◆ Exercise description ◆
Wherever the word "Median" shows up in a line, please copy that line.

◆ Records for this exercise ◆
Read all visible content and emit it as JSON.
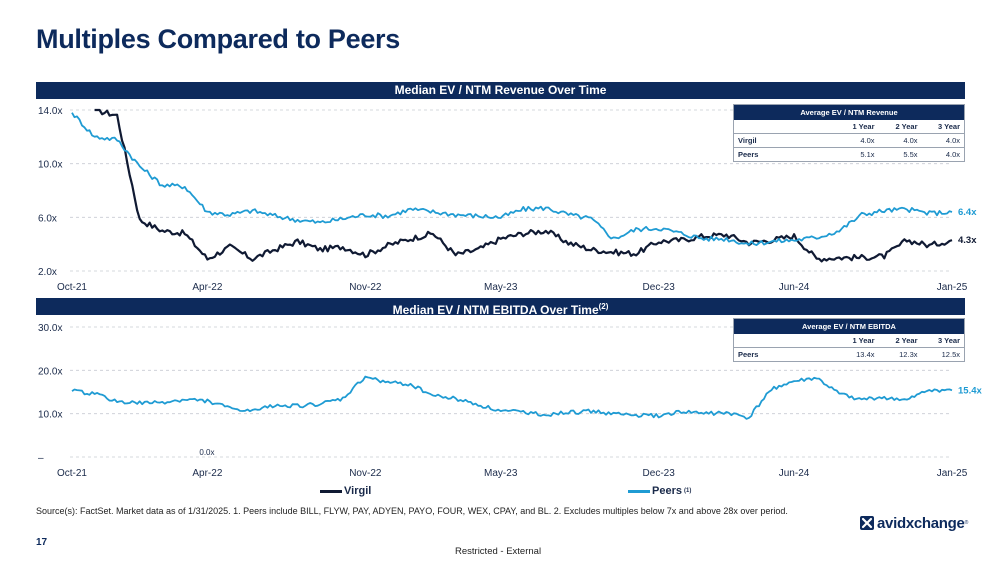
{
  "page": {
    "title": "Multiples Compared to Peers",
    "page_number": "17",
    "classification": "Restricted - External",
    "source": "Source(s): FactSet. Market data as of 1/31/2025. 1. Peers include BILL, FLYW, PAY, ADYEN, PAYO, FOUR, WEX, CPAY, and BL. 2. Excludes multiples below 7x and above 28x over period.",
    "logo_text": "avidxchange",
    "logo_tm": "®"
  },
  "colors": {
    "navy": "#0d2a5c",
    "virgil": "#101a33",
    "peers": "#1f9bd3",
    "grid": "#c8ccd3"
  },
  "legend": {
    "virgil_label": "Virgil",
    "peers_label": "Peers",
    "peers_note": "(1)"
  },
  "chart_data": [
    {
      "type": "line",
      "title": "Median EV / NTM Revenue Over Time",
      "title_note": "",
      "x_ticks": [
        "Oct-21",
        "Apr-22",
        "Nov-22",
        "May-23",
        "Dec-23",
        "Jun-24",
        "Jan-25"
      ],
      "y_ticks": [
        "14.0x",
        "10.0x",
        "6.0x",
        "2.0x"
      ],
      "ylim": [
        2,
        14
      ],
      "grid": "horizontal dashed",
      "series": [
        {
          "name": "Virgil",
          "color": "#101a33",
          "end_label": "4.3x",
          "points": [
            [
              "Nov-21",
              14.0
            ],
            [
              "Dec-21",
              13.6
            ],
            [
              "Jan-22",
              5.8
            ],
            [
              "Feb-22",
              5.0
            ],
            [
              "Mar-22",
              4.8
            ],
            [
              "Apr-22",
              2.9
            ],
            [
              "May-22",
              3.8
            ],
            [
              "Jun-22",
              2.9
            ],
            [
              "Jul-22",
              3.6
            ],
            [
              "Aug-22",
              4.2
            ],
            [
              "Sep-22",
              3.6
            ],
            [
              "Oct-22",
              3.8
            ],
            [
              "Nov-22",
              3.2
            ],
            [
              "Dec-22",
              3.9
            ],
            [
              "Jan-23",
              4.4
            ],
            [
              "Feb-23",
              4.8
            ],
            [
              "Mar-23",
              3.2
            ],
            [
              "Apr-23",
              3.6
            ],
            [
              "May-23",
              4.4
            ],
            [
              "Jun-23",
              4.8
            ],
            [
              "Jul-23",
              5.0
            ],
            [
              "Aug-23",
              4.1
            ],
            [
              "Sep-23",
              3.6
            ],
            [
              "Oct-23",
              3.4
            ],
            [
              "Nov-23",
              3.3
            ],
            [
              "Dec-23",
              4.2
            ],
            [
              "Jan-24",
              4.3
            ],
            [
              "Feb-24",
              4.6
            ],
            [
              "Mar-24",
              4.7
            ],
            [
              "Apr-24",
              4.1
            ],
            [
              "May-24",
              4.3
            ],
            [
              "Jun-24",
              4.6
            ],
            [
              "Jul-24",
              2.9
            ],
            [
              "Aug-24",
              3.0
            ],
            [
              "Sep-24",
              3.0
            ],
            [
              "Oct-24",
              3.1
            ],
            [
              "Nov-24",
              4.3
            ],
            [
              "Dec-24",
              3.9
            ],
            [
              "Jan-25",
              4.3
            ]
          ]
        },
        {
          "name": "Peers",
          "color": "#1f9bd3",
          "end_label": "6.4x",
          "points": [
            [
              "Oct-21",
              13.8
            ],
            [
              "Nov-21",
              12.0
            ],
            [
              "Dec-21",
              11.8
            ],
            [
              "Jan-22",
              9.8
            ],
            [
              "Feb-22",
              8.4
            ],
            [
              "Mar-22",
              8.3
            ],
            [
              "Apr-22",
              6.4
            ],
            [
              "May-22",
              6.2
            ],
            [
              "Jun-22",
              6.5
            ],
            [
              "Jul-22",
              6.1
            ],
            [
              "Aug-22",
              5.8
            ],
            [
              "Sep-22",
              5.6
            ],
            [
              "Oct-22",
              5.9
            ],
            [
              "Nov-22",
              6.2
            ],
            [
              "Dec-22",
              6.1
            ],
            [
              "Jan-23",
              6.6
            ],
            [
              "Feb-23",
              6.4
            ],
            [
              "Mar-23",
              6.2
            ],
            [
              "Apr-23",
              6.1
            ],
            [
              "May-23",
              6.0
            ],
            [
              "Jun-23",
              6.6
            ],
            [
              "Jul-23",
              6.7
            ],
            [
              "Aug-23",
              6.2
            ],
            [
              "Sep-23",
              5.9
            ],
            [
              "Oct-23",
              4.4
            ],
            [
              "Nov-23",
              5.1
            ],
            [
              "Dec-23",
              5.2
            ],
            [
              "Jan-24",
              4.8
            ],
            [
              "Feb-24",
              4.4
            ],
            [
              "Mar-24",
              4.4
            ],
            [
              "Apr-24",
              4.0
            ],
            [
              "May-24",
              4.2
            ],
            [
              "Jun-24",
              4.3
            ],
            [
              "Jul-24",
              4.5
            ],
            [
              "Aug-24",
              5.0
            ],
            [
              "Sep-24",
              6.2
            ],
            [
              "Oct-24",
              6.5
            ],
            [
              "Nov-24",
              6.6
            ],
            [
              "Dec-24",
              6.3
            ],
            [
              "Jan-25",
              6.4
            ]
          ]
        }
      ],
      "table": {
        "caption": "Average EV / NTM Revenue",
        "columns": [
          "",
          "1 Year",
          "2 Year",
          "3 Year"
        ],
        "rows": [
          [
            "Virgil",
            "4.0x",
            "4.0x",
            "4.0x"
          ],
          [
            "Peers",
            "5.1x",
            "5.5x",
            "4.0x"
          ]
        ]
      }
    },
    {
      "type": "line",
      "title": "Median EV / NTM EBITDA Over Time",
      "title_note": "(2)",
      "x_ticks": [
        "Oct-21",
        "Apr-22",
        "Nov-22",
        "May-23",
        "Dec-23",
        "Jun-24",
        "Jan-25"
      ],
      "y_ticks": [
        "30.0x",
        "20.0x",
        "10.0x",
        "–"
      ],
      "ylim": [
        0,
        30
      ],
      "grid": "horizontal dashed",
      "annotation": "0.0x",
      "series": [
        {
          "name": "Virgil",
          "color": "#101a33",
          "points": []
        },
        {
          "name": "Peers",
          "color": "#1f9bd3",
          "end_label": "15.4x",
          "points": [
            [
              "Oct-21",
              15.2
            ],
            [
              "Nov-21",
              14.6
            ],
            [
              "Dec-21",
              12.8
            ],
            [
              "Jan-22",
              12.4
            ],
            [
              "Feb-22",
              12.6
            ],
            [
              "Mar-22",
              13.2
            ],
            [
              "Apr-22",
              13.0
            ],
            [
              "May-22",
              11.2
            ],
            [
              "Jun-22",
              10.5
            ],
            [
              "Jul-22",
              12.0
            ],
            [
              "Aug-22",
              11.8
            ],
            [
              "Sep-22",
              12.2
            ],
            [
              "Oct-22",
              13.4
            ],
            [
              "Nov-22",
              18.5
            ],
            [
              "Dec-22",
              17.2
            ],
            [
              "Jan-23",
              16.8
            ],
            [
              "Feb-23",
              14.2
            ],
            [
              "Mar-23",
              13.5
            ],
            [
              "Apr-23",
              12.1
            ],
            [
              "May-23",
              10.6
            ],
            [
              "Jun-23",
              10.4
            ],
            [
              "Jul-23",
              9.8
            ],
            [
              "Aug-23",
              10.2
            ],
            [
              "Sep-23",
              10.6
            ],
            [
              "Oct-23",
              10.0
            ],
            [
              "Nov-23",
              9.6
            ],
            [
              "Dec-23",
              9.5
            ],
            [
              "Jan-24",
              10.4
            ],
            [
              "Feb-24",
              10.1
            ],
            [
              "Mar-24",
              10.2
            ],
            [
              "Apr-24",
              9.0
            ],
            [
              "May-24",
              15.8
            ],
            [
              "Jun-24",
              17.4
            ],
            [
              "Jul-24",
              18.2
            ],
            [
              "Aug-24",
              14.5
            ],
            [
              "Sep-24",
              13.2
            ],
            [
              "Oct-24",
              13.8
            ],
            [
              "Nov-24",
              13.0
            ],
            [
              "Dec-24",
              15.5
            ],
            [
              "Jan-25",
              15.4
            ]
          ]
        }
      ],
      "table": {
        "caption": "Average EV / NTM EBITDA",
        "columns": [
          "",
          "1 Year",
          "2 Year",
          "3 Year"
        ],
        "rows": [
          [
            "Peers",
            "13.4x",
            "12.3x",
            "12.5x"
          ]
        ]
      }
    }
  ]
}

◆ Answer for the task ◆
      "title": "Median EV / NTM Revenue Over Time",
      "title": "Median EV / NTM EBITDA Over Time",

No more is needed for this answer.